* DIRECTIONS *
Tally the lines holding "this" and state only that figure.

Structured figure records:
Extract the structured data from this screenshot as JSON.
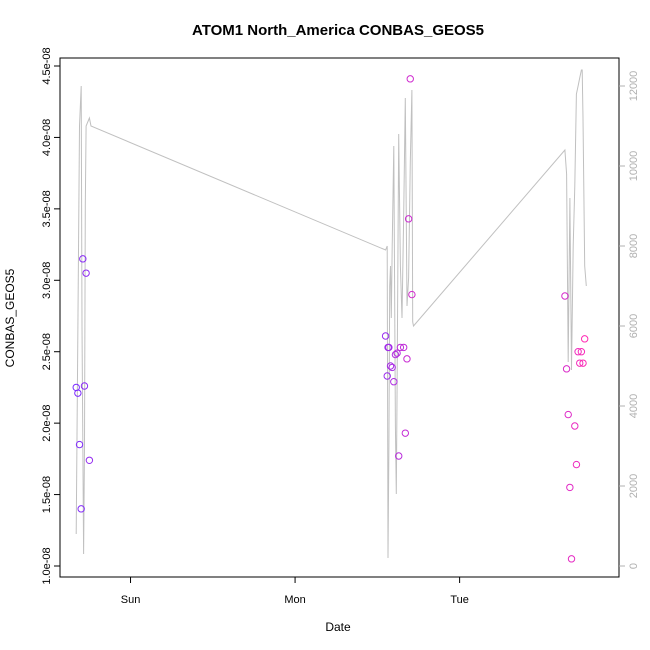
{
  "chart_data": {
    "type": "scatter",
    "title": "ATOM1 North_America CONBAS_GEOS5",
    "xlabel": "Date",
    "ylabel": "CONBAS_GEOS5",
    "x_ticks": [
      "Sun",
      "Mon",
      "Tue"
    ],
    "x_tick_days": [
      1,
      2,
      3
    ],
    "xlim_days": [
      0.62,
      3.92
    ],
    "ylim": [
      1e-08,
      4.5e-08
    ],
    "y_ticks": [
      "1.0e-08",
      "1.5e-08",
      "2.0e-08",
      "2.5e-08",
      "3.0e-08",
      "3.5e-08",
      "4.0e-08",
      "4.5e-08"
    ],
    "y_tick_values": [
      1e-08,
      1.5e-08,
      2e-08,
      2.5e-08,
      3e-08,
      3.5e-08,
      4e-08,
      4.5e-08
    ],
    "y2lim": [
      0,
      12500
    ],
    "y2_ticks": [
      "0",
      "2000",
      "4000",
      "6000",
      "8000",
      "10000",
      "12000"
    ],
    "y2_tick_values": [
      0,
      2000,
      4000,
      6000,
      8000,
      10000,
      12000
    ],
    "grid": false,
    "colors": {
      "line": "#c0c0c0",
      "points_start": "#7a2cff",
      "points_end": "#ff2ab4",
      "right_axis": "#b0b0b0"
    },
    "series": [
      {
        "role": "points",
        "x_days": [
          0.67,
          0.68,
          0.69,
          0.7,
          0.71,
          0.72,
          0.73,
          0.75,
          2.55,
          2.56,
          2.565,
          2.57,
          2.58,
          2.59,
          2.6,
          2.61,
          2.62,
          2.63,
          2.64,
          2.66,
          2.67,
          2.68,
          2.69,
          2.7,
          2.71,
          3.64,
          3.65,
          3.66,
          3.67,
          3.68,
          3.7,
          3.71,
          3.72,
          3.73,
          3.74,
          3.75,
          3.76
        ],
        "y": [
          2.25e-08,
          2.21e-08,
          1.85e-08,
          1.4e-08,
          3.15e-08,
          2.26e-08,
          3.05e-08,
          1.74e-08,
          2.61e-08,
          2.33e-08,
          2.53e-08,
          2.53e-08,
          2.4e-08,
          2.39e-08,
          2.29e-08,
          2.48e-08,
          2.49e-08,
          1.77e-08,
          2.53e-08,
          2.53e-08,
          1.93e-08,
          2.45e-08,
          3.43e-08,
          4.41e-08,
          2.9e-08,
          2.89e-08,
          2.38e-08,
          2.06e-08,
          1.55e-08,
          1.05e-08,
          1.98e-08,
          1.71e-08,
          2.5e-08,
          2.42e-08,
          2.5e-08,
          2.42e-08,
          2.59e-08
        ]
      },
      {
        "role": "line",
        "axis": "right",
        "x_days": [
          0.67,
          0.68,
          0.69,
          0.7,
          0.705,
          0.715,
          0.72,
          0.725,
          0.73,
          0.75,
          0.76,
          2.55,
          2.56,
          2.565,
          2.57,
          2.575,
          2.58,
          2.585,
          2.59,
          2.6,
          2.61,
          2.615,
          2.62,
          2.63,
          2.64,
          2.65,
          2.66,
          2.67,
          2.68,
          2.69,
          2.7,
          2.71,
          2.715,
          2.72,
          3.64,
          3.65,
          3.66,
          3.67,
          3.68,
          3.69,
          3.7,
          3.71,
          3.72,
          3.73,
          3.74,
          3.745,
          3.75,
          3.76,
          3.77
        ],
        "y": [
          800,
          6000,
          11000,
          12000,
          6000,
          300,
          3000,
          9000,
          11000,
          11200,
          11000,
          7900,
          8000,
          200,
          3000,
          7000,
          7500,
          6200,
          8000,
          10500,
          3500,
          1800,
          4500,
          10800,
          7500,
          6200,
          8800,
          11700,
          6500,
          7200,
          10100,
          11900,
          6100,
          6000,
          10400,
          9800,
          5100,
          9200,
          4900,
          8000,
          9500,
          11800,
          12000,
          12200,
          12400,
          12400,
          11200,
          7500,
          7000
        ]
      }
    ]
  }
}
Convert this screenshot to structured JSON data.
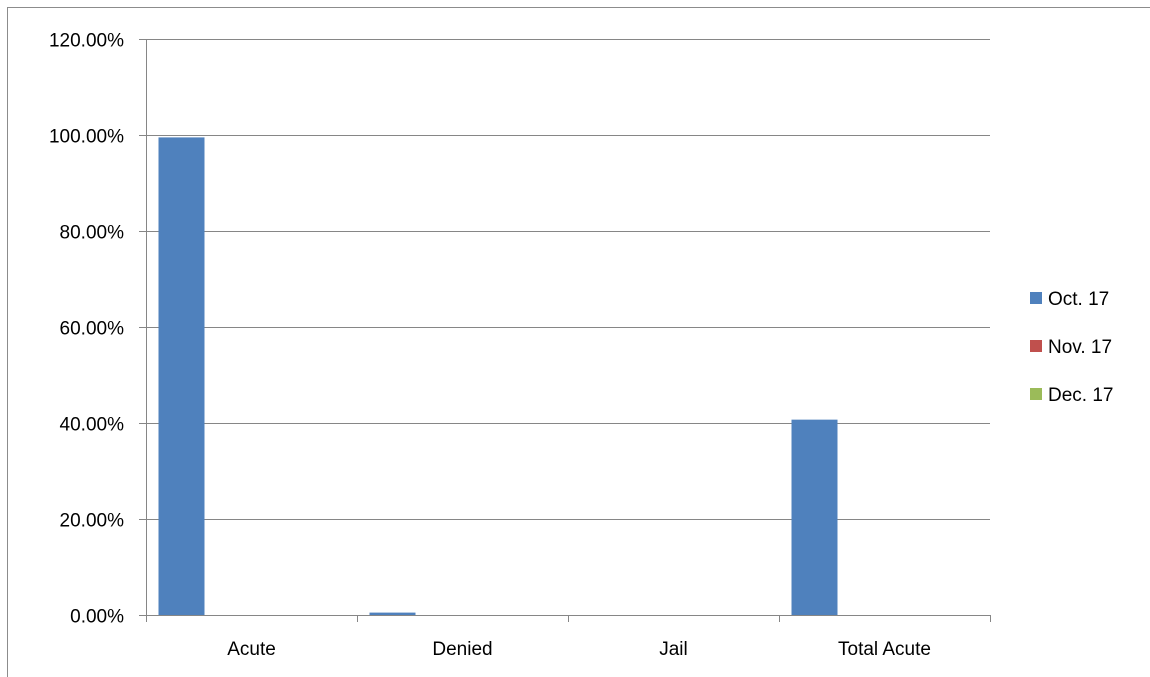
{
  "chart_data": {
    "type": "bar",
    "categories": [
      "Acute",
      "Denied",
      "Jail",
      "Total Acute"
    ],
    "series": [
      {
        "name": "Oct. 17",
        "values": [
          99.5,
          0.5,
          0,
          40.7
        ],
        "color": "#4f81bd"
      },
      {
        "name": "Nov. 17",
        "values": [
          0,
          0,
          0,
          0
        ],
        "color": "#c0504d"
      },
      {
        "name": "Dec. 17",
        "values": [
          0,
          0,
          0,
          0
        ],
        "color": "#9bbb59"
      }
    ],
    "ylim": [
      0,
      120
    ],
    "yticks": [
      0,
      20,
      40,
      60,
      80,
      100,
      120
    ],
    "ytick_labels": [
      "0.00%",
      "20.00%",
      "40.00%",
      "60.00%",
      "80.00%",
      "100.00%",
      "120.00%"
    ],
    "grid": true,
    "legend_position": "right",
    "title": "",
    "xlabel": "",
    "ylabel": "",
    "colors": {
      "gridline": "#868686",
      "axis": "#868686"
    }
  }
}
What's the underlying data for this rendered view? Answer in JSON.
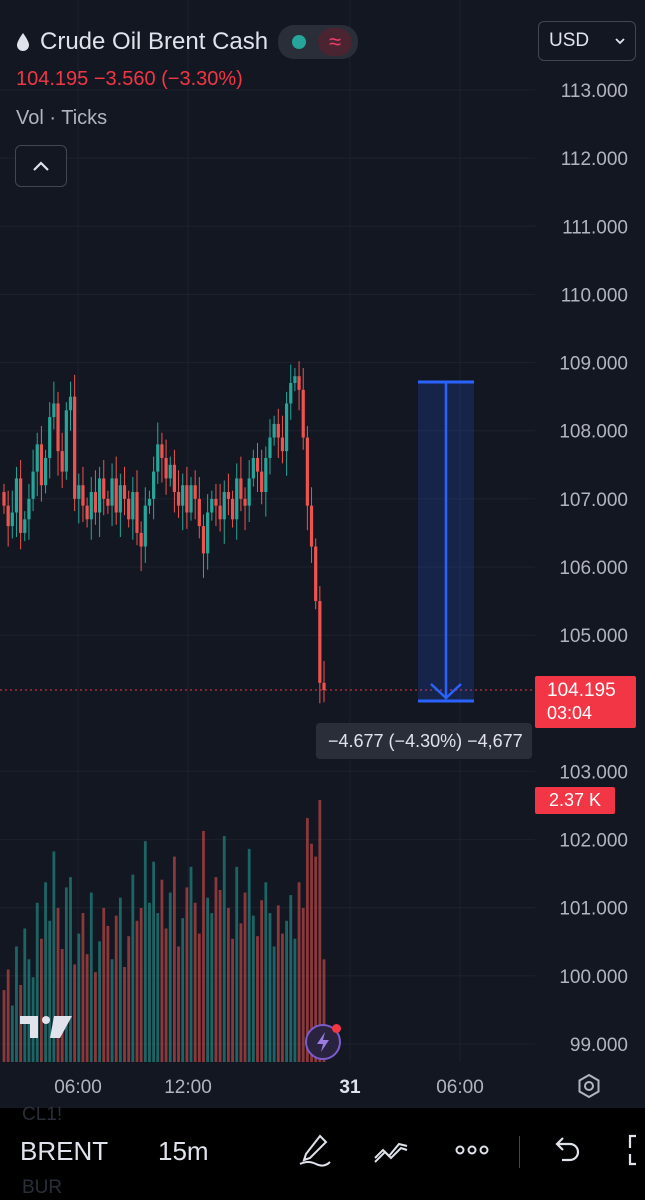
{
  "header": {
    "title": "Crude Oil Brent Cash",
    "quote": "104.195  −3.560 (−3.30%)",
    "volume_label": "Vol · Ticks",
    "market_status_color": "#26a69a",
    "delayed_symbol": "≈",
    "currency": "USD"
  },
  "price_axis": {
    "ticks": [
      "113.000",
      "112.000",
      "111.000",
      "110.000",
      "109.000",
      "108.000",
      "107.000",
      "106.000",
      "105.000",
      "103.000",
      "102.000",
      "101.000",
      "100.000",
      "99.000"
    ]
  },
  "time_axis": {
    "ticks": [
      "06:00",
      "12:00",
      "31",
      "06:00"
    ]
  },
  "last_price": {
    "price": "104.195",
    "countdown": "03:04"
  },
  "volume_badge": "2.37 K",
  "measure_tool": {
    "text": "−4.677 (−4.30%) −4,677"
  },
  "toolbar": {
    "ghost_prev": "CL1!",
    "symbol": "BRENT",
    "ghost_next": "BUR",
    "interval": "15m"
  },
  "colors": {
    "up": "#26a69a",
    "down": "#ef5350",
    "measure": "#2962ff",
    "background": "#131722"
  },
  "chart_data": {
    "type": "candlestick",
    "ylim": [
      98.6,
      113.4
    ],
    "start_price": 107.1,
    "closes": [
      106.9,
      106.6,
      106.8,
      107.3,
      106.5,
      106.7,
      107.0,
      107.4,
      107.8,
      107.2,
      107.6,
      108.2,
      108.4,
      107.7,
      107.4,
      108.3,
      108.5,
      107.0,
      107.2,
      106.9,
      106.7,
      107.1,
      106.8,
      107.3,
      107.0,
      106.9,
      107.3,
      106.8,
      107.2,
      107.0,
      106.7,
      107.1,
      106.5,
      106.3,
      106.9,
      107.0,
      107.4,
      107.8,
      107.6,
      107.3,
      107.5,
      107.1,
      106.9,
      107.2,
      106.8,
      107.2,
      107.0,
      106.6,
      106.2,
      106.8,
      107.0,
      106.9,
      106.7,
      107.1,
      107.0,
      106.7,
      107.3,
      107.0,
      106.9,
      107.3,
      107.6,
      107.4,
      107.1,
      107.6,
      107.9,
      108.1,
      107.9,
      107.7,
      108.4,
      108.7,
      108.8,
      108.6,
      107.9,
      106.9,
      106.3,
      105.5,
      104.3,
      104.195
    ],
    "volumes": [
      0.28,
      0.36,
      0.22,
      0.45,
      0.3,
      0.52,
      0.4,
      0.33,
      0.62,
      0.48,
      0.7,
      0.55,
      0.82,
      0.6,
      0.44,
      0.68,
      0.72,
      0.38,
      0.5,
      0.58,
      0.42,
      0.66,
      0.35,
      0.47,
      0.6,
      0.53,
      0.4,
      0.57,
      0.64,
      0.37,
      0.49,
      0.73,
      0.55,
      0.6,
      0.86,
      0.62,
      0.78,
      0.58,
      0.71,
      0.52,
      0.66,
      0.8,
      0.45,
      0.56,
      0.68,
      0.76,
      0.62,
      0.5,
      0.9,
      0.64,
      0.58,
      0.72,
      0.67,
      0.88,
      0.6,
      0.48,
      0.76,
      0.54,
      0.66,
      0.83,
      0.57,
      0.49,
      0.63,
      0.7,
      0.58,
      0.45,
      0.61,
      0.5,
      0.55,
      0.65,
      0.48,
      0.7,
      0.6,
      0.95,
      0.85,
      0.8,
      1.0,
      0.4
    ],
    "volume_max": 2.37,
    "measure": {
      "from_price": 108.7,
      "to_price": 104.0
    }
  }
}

* EXERCISE OUTPUT *
3